Reproduce every line of the records below word for word, leaving out the pictures.

• • • • •

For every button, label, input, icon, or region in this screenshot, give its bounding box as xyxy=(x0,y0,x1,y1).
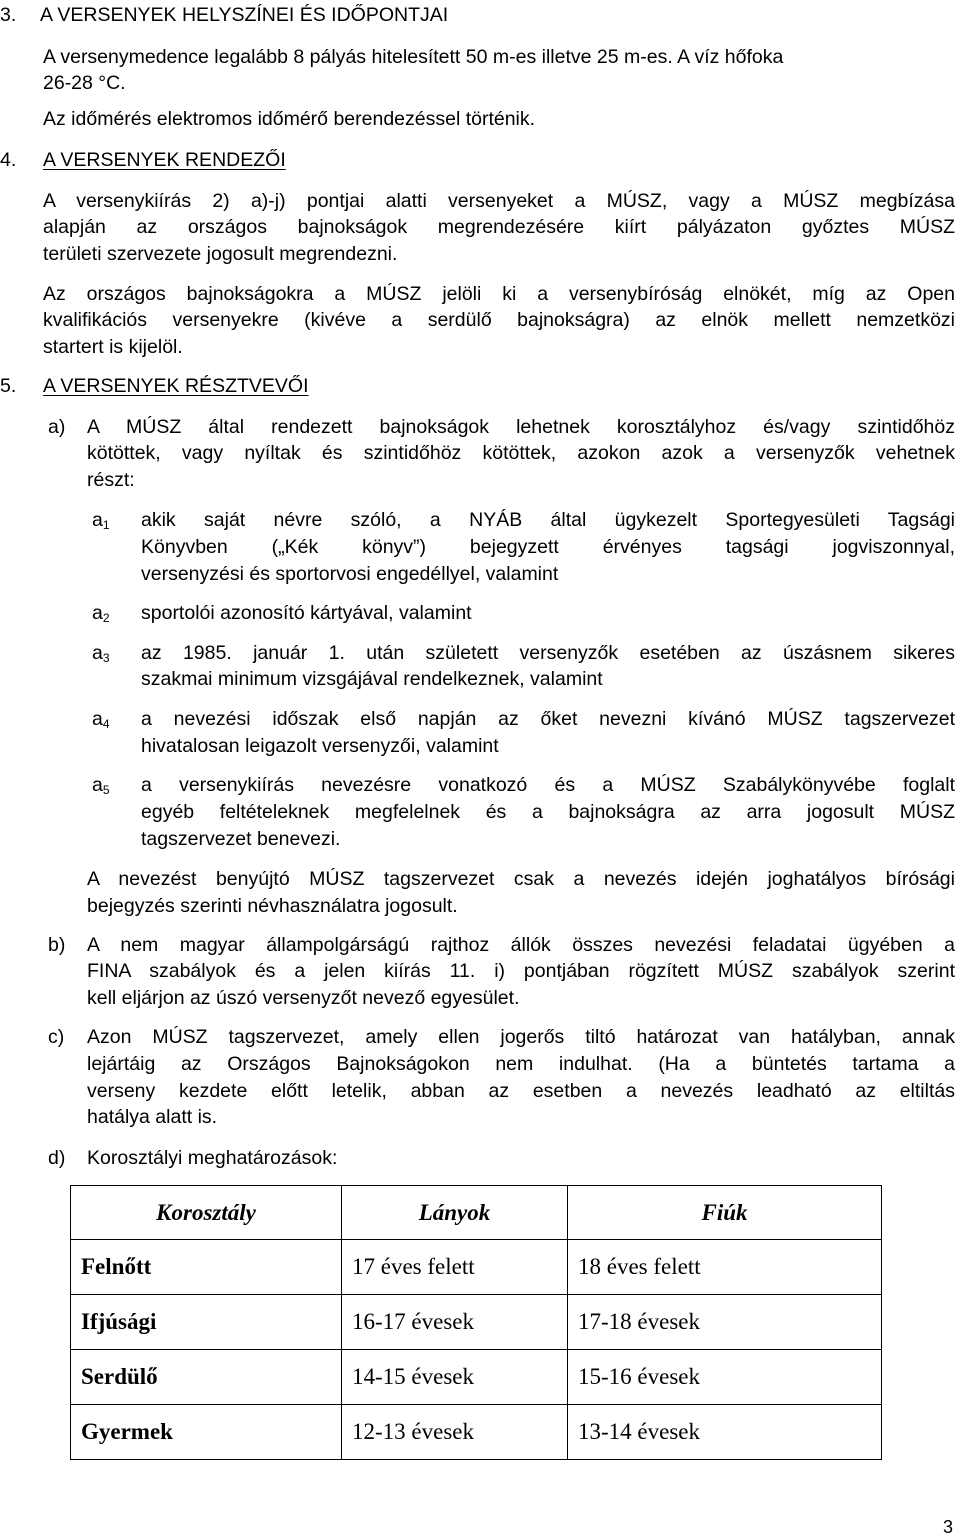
sub-item-a1-label: $a_1$ xyxy=(92,509,110,532)
section-4-p1-line-2: alapján az országos bajnokságok megrendezésére kiírt pályázaton győztes MÚSZ xyxy=(43,216,955,238)
table-cell-boys: 17-18 évesek xyxy=(568,1295,882,1350)
item-c-label: c) xyxy=(48,1026,65,1048)
item-a-label: a) xyxy=(48,416,66,438)
sub-item-a4-label: $a_4$ xyxy=(92,708,110,731)
table-row xyxy=(71,1350,882,1405)
section-5-number: 5. xyxy=(0,375,17,397)
table-cell-category: Felnőtt xyxy=(71,1240,342,1295)
item-b-line-1: A nem magyar állampolgárságú rajthoz állók összes nevezési feladatai ügyében a xyxy=(87,934,955,956)
sub-item-a5-label: $a_5$ xyxy=(92,774,110,797)
table-header-lanyok: Lányok xyxy=(342,1186,568,1240)
section-4-p1-line-1: A versenykiírás 2) a)-j) pontjai alatti versenyeket a MÚSZ, vagy a MÚSZ megbízása xyxy=(43,190,955,212)
sub-item-a5-line-2: egyéb feltételeknek megfelelnek és a bajnokságra az arra jogosult MÚSZ xyxy=(141,801,955,823)
item-c-line-2: lejártáig az Országos Bajnokságokon nem indulhat. (Ha a büntetés tartama a xyxy=(87,1053,955,1075)
section-3-line-1: A versenymedence legalább 8 pályás hitelesített 50 m-es illetve 25 m-es. A víz hőfoka xyxy=(43,46,784,68)
section-3-title: A VERSENYEK HELYSZÍNEI ÉS IDŐPONTJAI xyxy=(40,4,449,26)
table-row xyxy=(71,1295,882,1350)
table-header-fiuk: Fiúk xyxy=(568,1186,882,1240)
section-4-title: A VERSENYEK RENDEZŐI xyxy=(43,149,286,171)
item-d-label: d) xyxy=(48,1147,66,1169)
table-cell-category: Serdülő xyxy=(71,1350,342,1405)
item-a-line-3: részt: xyxy=(87,469,135,491)
section-3-number: 3. xyxy=(0,4,17,26)
page-number: 3 xyxy=(943,1517,954,1537)
table-cell-girls: 17 éves felett xyxy=(342,1240,568,1295)
item-c-line-3: verseny kezdete előtt letelik, abban az esetben a nevezés leadható az eltiltás xyxy=(87,1080,955,1102)
table-cell-category: Gyermek xyxy=(71,1405,342,1460)
nevezes-line-1: A nevezést benyújtó MÚSZ tagszervezet csak a nevezés idején joghatályos bírósági xyxy=(87,868,955,890)
section-4-p2-line-2: kvalifikációs versenyekre (kivéve a serdülő bajnokságra) az elnök mellett nemzetközi xyxy=(43,309,955,331)
item-a-line-2: kötöttek, vagy nyíltak és szintidőhöz kötöttek, azokon azok a versenyzők vehetnek xyxy=(87,442,955,464)
table-header-row xyxy=(71,1186,882,1240)
section-3-line-3: Az időmérés elektromos időmérő berendezéssel történik. xyxy=(43,108,536,130)
sub-item-a3-line-2: szakmai minimum vizsgájával rendelkeznek, valamint xyxy=(141,668,603,690)
sub-item-a5-line-1: a versenykiírás nevezésre vonatkozó és a MÚSZ Szabálykönyvébe foglalt xyxy=(141,774,955,796)
table-cell-category: Ifjúsági xyxy=(71,1295,342,1350)
item-a-line-1: A MÚSZ által rendezett bajnokságok lehetnek korosztályhoz és/vagy szintidőhöz xyxy=(87,416,955,438)
table-cell-boys: 13-14 évesek xyxy=(568,1405,882,1460)
item-c-line-1: Azon MÚSZ tagszervezet, amely ellen jogerős tiltó határozat van hatályban, annak xyxy=(87,1026,955,1048)
item-c-line-4: hatálya alatt is. xyxy=(87,1106,218,1128)
section-4-number: 4. xyxy=(0,149,17,171)
sub-item-a1-line-3: versenyzési és sportorvosi engedéllyel, valamint xyxy=(141,563,559,585)
table-cell-girls: 14-15 évesek xyxy=(342,1350,568,1405)
sub-item-a5-line-3: tagszervezet benevezi. xyxy=(141,828,341,850)
item-b-line-2: FINA szabályok és a jelen kiírás 11. i) pontjában rögzített MÚSZ szabályok szerint xyxy=(87,960,955,982)
item-b-label: b) xyxy=(48,934,66,956)
sub-item-a1-line-2: Könyvben („Kék könyv”) bejegyzett érvényes tagsági jogviszonnyal, xyxy=(141,536,955,558)
table-cell-boys: 18 éves felett xyxy=(568,1240,882,1295)
nevezes-line-2: bejegyzés szerinti névhasználatra jogosult. xyxy=(87,895,458,917)
table-cell-girls: 12-13 évesek xyxy=(342,1405,568,1460)
section-4-p2-line-1: Az országos bajnokságokra a MÚSZ jelöli ki a versenybíróság elnökét, míg az Open xyxy=(43,283,955,305)
sub-item-a1-line-1: akik saját névre szóló, a NYÁB által ügykezelt Sportegyesületi Tagsági xyxy=(141,509,955,531)
section-4-p2-line-3: startert is kijelöl. xyxy=(43,336,183,358)
item-d-text: Korosztályi meghatározások: xyxy=(87,1147,338,1169)
section-3-line-2: 26-28 °C. xyxy=(43,72,126,94)
table-cell-girls: 16-17 évesek xyxy=(342,1295,568,1350)
table-row xyxy=(71,1405,882,1460)
sub-item-a2-line-1: sportolói azonosító kártyával, valamint xyxy=(141,602,472,624)
sub-item-a3-line-1: az 1985. január 1. után született versenyzők esetében az úszásnem sikeres xyxy=(141,642,955,664)
sub-item-a4-line-1: a nevezési időszak első napján az őket nevezni kívánó MÚSZ tagszervezet xyxy=(141,708,955,730)
sub-item-a3-label: $a_3$ xyxy=(92,642,110,665)
age-group-table xyxy=(70,1185,882,1460)
sub-item-a4-line-2: hivatalosan leigazolt versenyzői, valamint xyxy=(141,735,499,757)
item-b-line-3: kell eljárjon az úszó versenyzőt nevező egyesület. xyxy=(87,987,520,1009)
section-5-title: A VERSENYEK RÉSZTVEVŐI xyxy=(43,375,309,397)
table-row xyxy=(71,1240,882,1295)
table-cell-boys: 15-16 évesek xyxy=(568,1350,882,1405)
sub-item-a2-label: $a_2$ xyxy=(92,602,110,625)
section-4-p1-line-3: területi szervezete jogosult megrendezni. xyxy=(43,243,398,265)
table-header-korosztaly: Korosztály xyxy=(71,1186,342,1240)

• • • • •

__EXPECTED ANSWER__:
For every button, label, input, icon, or region in this screenshot, give its bounding box as xyxy=(x0,y0,x1,y1).
sub-item-a1-label: $a_1$ xyxy=(92,509,110,532)
section-4-p1-line-2: alapján az országos bajnokságok megrendezésére kiírt pályázaton győztes MÚSZ xyxy=(43,216,955,238)
table-cell-boys: 17-18 évesek xyxy=(568,1295,882,1350)
item-c-label: c) xyxy=(48,1026,65,1048)
item-a-label: a) xyxy=(48,416,66,438)
sub-item-a4-label: $a_4$ xyxy=(92,708,110,731)
table-row xyxy=(71,1350,882,1405)
section-5-number: 5. xyxy=(0,375,17,397)
table-cell-category: Felnőtt xyxy=(71,1240,342,1295)
item-b-line-1: A nem magyar állampolgárságú rajthoz állók összes nevezési feladatai ügyében a xyxy=(87,934,955,956)
sub-item-a5-label: $a_5$ xyxy=(92,774,110,797)
table-header-lanyok: Lányok xyxy=(342,1186,568,1240)
section-4-p1-line-1: A versenykiírás 2) a)-j) pontjai alatti versenyeket a MÚSZ, vagy a MÚSZ megbízása xyxy=(43,190,955,212)
sub-item-a5-line-2: egyéb feltételeknek megfelelnek és a bajnokságra az arra jogosult MÚSZ xyxy=(141,801,955,823)
item-c-line-2: lejártáig az Országos Bajnokságokon nem indulhat. (Ha a büntetés tartama a xyxy=(87,1053,955,1075)
section-3-line-1: A versenymedence legalább 8 pályás hitelesített 50 m-es illetve 25 m-es. A víz hőfoka xyxy=(43,46,784,68)
section-3-title: A VERSENYEK HELYSZÍNEI ÉS IDŐPONTJAI xyxy=(40,4,449,26)
table-row xyxy=(71,1295,882,1350)
table-header-fiuk: Fiúk xyxy=(568,1186,882,1240)
section-4-title: A VERSENYEK RENDEZŐI xyxy=(43,149,286,171)
item-d-label: d) xyxy=(48,1147,66,1169)
table-cell-category: Serdülő xyxy=(71,1350,342,1405)
item-a-line-3: részt: xyxy=(87,469,135,491)
section-3-number: 3. xyxy=(0,4,17,26)
page-number: 3 xyxy=(943,1517,954,1537)
table-cell-girls: 17 éves felett xyxy=(342,1240,568,1295)
item-c-line-3: verseny kezdete előtt letelik, abban az esetben a nevezés leadható az eltiltás xyxy=(87,1080,955,1102)
table-cell-category: Gyermek xyxy=(71,1405,342,1460)
nevezes-line-1: A nevezést benyújtó MÚSZ tagszervezet csak a nevezés idején joghatályos bírósági xyxy=(87,868,955,890)
section-4-p2-line-2: kvalifikációs versenyekre (kivéve a serdülő bajnokságra) az elnök mellett nemzetközi xyxy=(43,309,955,331)
item-a-line-2: kötöttek, vagy nyíltak és szintidőhöz kötöttek, azokon azok a versenyzők vehetnek xyxy=(87,442,955,464)
table-header-row xyxy=(71,1186,882,1240)
section-3-line-3: Az időmérés elektromos időmérő berendezéssel történik. xyxy=(43,108,536,130)
sub-item-a3-line-2: szakmai minimum vizsgájával rendelkeznek, valamint xyxy=(141,668,603,690)
sub-item-a5-line-1: a versenykiírás nevezésre vonatkozó és a MÚSZ Szabálykönyvébe foglalt xyxy=(141,774,955,796)
table-cell-category: Ifjúsági xyxy=(71,1295,342,1350)
item-a-line-1: A MÚSZ által rendezett bajnokságok lehetnek korosztályhoz és/vagy szintidőhöz xyxy=(87,416,955,438)
table-cell-boys: 13-14 évesek xyxy=(568,1405,882,1460)
item-c-line-1: Azon MÚSZ tagszervezet, amely ellen jogerős tiltó határozat van hatályban, annak xyxy=(87,1026,955,1048)
item-c-line-4: hatálya alatt is. xyxy=(87,1106,218,1128)
section-4-number: 4. xyxy=(0,149,17,171)
sub-item-a1-line-3: versenyzési és sportorvosi engedéllyel, valamint xyxy=(141,563,559,585)
table-cell-girls: 14-15 évesek xyxy=(342,1350,568,1405)
sub-item-a5-line-3: tagszervezet benevezi. xyxy=(141,828,341,850)
item-b-line-2: FINA szabályok és a jelen kiírás 11. i) pontjában rögzített MÚSZ szabályok szerint xyxy=(87,960,955,982)
item-b-label: b) xyxy=(48,934,66,956)
sub-item-a1-line-2: Könyvben („Kék könyv”) bejegyzett érvényes tagsági jogviszonnyal, xyxy=(141,536,955,558)
table-cell-boys: 18 éves felett xyxy=(568,1240,882,1295)
nevezes-line-2: bejegyzés szerinti névhasználatra jogosult. xyxy=(87,895,458,917)
table-cell-girls: 12-13 évesek xyxy=(342,1405,568,1460)
section-4-p2-line-1: Az országos bajnokságokra a MÚSZ jelöli ki a versenybíróság elnökét, míg az Open xyxy=(43,283,955,305)
sub-item-a1-line-1: akik saját névre szóló, a NYÁB által ügykezelt Sportegyesületi Tagsági xyxy=(141,509,955,531)
section-4-p2-line-3: startert is kijelöl. xyxy=(43,336,183,358)
item-d-text: Korosztályi meghatározások: xyxy=(87,1147,338,1169)
section-3-line-2: 26-28 °C. xyxy=(43,72,126,94)
table-cell-girls: 16-17 évesek xyxy=(342,1295,568,1350)
table-row xyxy=(71,1405,882,1460)
sub-item-a2-line-1: sportolói azonosító kártyával, valamint xyxy=(141,602,472,624)
sub-item-a3-line-1: az 1985. január 1. után született versenyzők esetében az úszásnem sikeres xyxy=(141,642,955,664)
sub-item-a4-line-1: a nevezési időszak első napján az őket nevezni kívánó MÚSZ tagszervezet xyxy=(141,708,955,730)
sub-item-a3-label: $a_3$ xyxy=(92,642,110,665)
age-group-table xyxy=(70,1185,882,1460)
sub-item-a4-line-2: hivatalosan leigazolt versenyzői, valamint xyxy=(141,735,499,757)
item-b-line-3: kell eljárjon az úszó versenyzőt nevező egyesület. xyxy=(87,987,520,1009)
section-5-title: A VERSENYEK RÉSZTVEVŐI xyxy=(43,375,309,397)
table-row xyxy=(71,1240,882,1295)
table-cell-boys: 15-16 évesek xyxy=(568,1350,882,1405)
sub-item-a2-label: $a_2$ xyxy=(92,602,110,625)
section-4-p1-line-3: területi szervezete jogosult megrendezni. xyxy=(43,243,398,265)
table-header-korosztaly: Korosztály xyxy=(71,1186,342,1240)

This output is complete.